Your copy of the material must match it exactly, except that pictures are dropped.
*** MATERIAL TO PROCESS
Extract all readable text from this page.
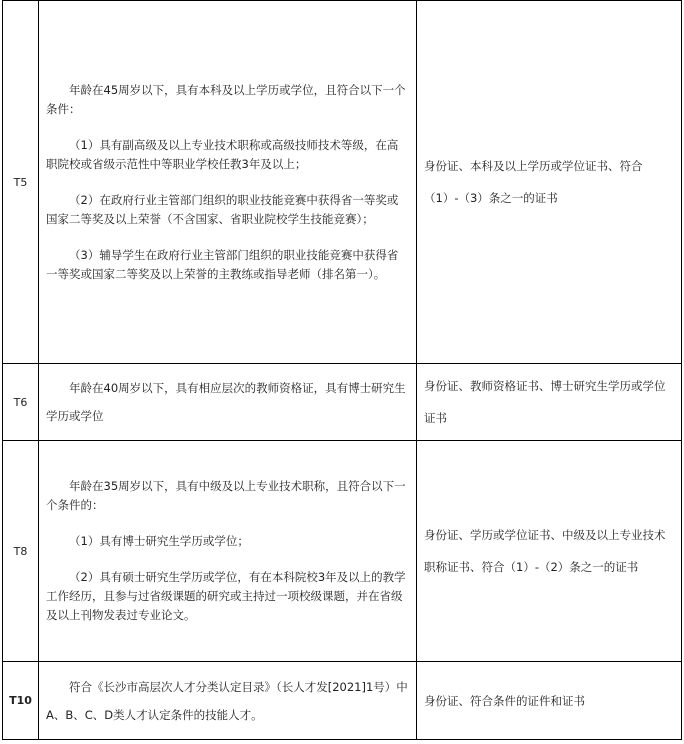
T5	年龄在45周岁以下，具有本科及以上学历或学位，且符合以下一个条件：

（1）具有副高级及以上专业技术职称或高级技师技术等级，在高职院校或省级示范性中等职业学校任教3年及以上；

（2）在政府行业主管部门组织的职业技能竞赛中获得省一等奖或国家二等奖及以上荣誉（不含国家、省职业院校学生技能竞赛）；

（3）辅导学生在政府行业主管部门组织的职业技能竞赛中获得省一等奖或国家二等奖及以上荣誉的主教练或指导老师（排名第一）。	身份证、本科及以上学历或学位证书、符合（1）-（3）条之一的证书
T6	年龄在40周岁以下，具有相应层次的教师资格证，具有博士研究生学历或学位	身份证、教师资格证书、博士研究生学历或学位证书
T8	年龄在35周岁以下，具有中级及以上专业技术职称，且符合以下一个条件的：

（1）具有博士研究生学历或学位；

（2）具有硕士研究生学历或学位，有在本科院校3年及以上的教学工作经历，且参与过省级课题的研究或主持过一项校级课题，并在省级及以上刊物发表过专业论文。	身份证、学历或学位证书、中级及以上专业技术职称证书、符合（1）-（2）条之一的证书
T10	符合《长沙市高层次人才分类认定目录》（长人才发[2021]1号）中A、B、C、D类人才认定条件的技能人才。	身份证、符合条件的证件和证书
******
• TASK RESULT
Extract all readable text from this page.
T5	年龄在45周岁以下，具有本科及以上学历或学位，且符合以下一个条件：

（1）具有副高级及以上专业技术职称或高级技师技术等级，在高职院校或省级示范性中等职业学校任教3年及以上；

（2）在政府行业主管部门组织的职业技能竞赛中获得省一等奖或国家二等奖及以上荣誉（不含国家、省职业院校学生技能竞赛）；

（3）辅导学生在政府行业主管部门组织的职业技能竞赛中获得省一等奖或国家二等奖及以上荣誉的主教练或指导老师（排名第一）。	身份证、本科及以上学历或学位证书、符合（1）-（3）条之一的证书
T6	年龄在40周岁以下，具有相应层次的教师资格证，具有博士研究生学历或学位	身份证、教师资格证书、博士研究生学历或学位证书
T8	年龄在35周岁以下，具有中级及以上专业技术职称，且符合以下一个条件的：

（1）具有博士研究生学历或学位；

（2）具有硕士研究生学历或学位，有在本科院校3年及以上的教学工作经历，且参与过省级课题的研究或主持过一项校级课题，并在省级及以上刊物发表过专业论文。	身份证、学历或学位证书、中级及以上专业技术职称证书、符合（1）-（2）条之一的证书
T10	符合《长沙市高层次人才分类认定目录》（长人才发[2021]1号）中A、B、C、D类人才认定条件的技能人才。	身份证、符合条件的证件和证书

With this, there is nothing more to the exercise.